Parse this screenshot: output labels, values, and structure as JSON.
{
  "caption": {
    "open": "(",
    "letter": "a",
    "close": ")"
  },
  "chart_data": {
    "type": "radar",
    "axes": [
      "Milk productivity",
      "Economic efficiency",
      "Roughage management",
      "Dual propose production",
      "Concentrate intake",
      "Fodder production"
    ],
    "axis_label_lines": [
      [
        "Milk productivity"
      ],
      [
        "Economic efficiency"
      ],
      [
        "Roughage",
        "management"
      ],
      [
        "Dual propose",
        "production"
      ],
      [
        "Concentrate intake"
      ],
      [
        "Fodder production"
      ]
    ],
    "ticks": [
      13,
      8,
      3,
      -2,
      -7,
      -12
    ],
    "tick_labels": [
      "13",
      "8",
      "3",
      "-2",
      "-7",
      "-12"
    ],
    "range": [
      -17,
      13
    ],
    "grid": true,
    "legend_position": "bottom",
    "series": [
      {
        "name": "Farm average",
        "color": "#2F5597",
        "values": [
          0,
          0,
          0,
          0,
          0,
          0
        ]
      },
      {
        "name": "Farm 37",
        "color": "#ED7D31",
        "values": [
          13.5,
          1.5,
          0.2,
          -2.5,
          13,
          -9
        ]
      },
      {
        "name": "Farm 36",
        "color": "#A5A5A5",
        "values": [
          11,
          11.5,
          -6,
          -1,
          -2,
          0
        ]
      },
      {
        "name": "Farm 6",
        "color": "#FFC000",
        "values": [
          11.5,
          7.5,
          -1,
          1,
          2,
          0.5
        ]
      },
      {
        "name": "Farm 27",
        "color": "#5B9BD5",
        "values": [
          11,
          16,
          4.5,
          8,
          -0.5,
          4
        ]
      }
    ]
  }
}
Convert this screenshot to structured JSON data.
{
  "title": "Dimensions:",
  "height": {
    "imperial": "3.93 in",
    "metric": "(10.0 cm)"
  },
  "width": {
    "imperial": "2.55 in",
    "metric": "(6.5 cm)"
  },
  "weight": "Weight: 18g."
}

=== WHAT YOU SHOULD DO ===
From the records above, extract everything verbatim.

=== RESPONSE TO THIS EXERCISE ===
Parse this screenshot: output labels, values, and structure as JSON.
{
  "caption": {
    "open": "(",
    "letter": "a",
    "close": ")"
  },
  "chart_data": {
    "type": "radar",
    "axes": [
      "Milk productivity",
      "Economic efficiency",
      "Roughage management",
      "Dual propose production",
      "Concentrate intake",
      "Fodder production"
    ],
    "axis_label_lines": [
      [
        "Milk productivity"
      ],
      [
        "Economic efficiency"
      ],
      [
        "Roughage",
        "management"
      ],
      [
        "Dual propose",
        "production"
      ],
      [
        "Concentrate intake"
      ],
      [
        "Fodder production"
      ]
    ],
    "ticks": [
      13,
      8,
      3,
      -2,
      -7,
      -12
    ],
    "tick_labels": [
      "13",
      "8",
      "3",
      "-2",
      "-7",
      "-12"
    ],
    "range": [
      -17,
      13
    ],
    "grid": true,
    "legend_position": "bottom",
    "series": [
      {
        "name": "Farm average",
        "color": "#2F5597",
        "values": [
          0,
          0,
          0,
          0,
          0,
          0
        ]
      },
      {
        "name": "Farm 37",
        "color": "#ED7D31",
        "values": [
          13.5,
          1.5,
          0.2,
          -2.5,
          13,
          -9
        ]
      },
      {
        "name": "Farm 36",
        "color": "#A5A5A5",
        "values": [
          11,
          11.5,
          -6,
          -1,
          -2,
          0
        ]
      },
      {
        "name": "Farm 6",
        "color": "#FFC000",
        "values": [
          11.5,
          7.5,
          -1,
          1,
          2,
          0.5
        ]
      },
      {
        "name": "Farm 27",
        "color": "#5B9BD5",
        "values": [
          11,
          16,
          4.5,
          8,
          -0.5,
          4
        ]
      }
    ]
  }
}
Convert this screenshot to structured JSON data.
{
  "title": "Dimensions:",
  "height": {
    "imperial": "3.93 in",
    "metric": "(10.0 cm)"
  },
  "width": {
    "imperial": "2.55 in",
    "metric": "(6.5 cm)"
  },
  "weight": "Weight: 18g."
}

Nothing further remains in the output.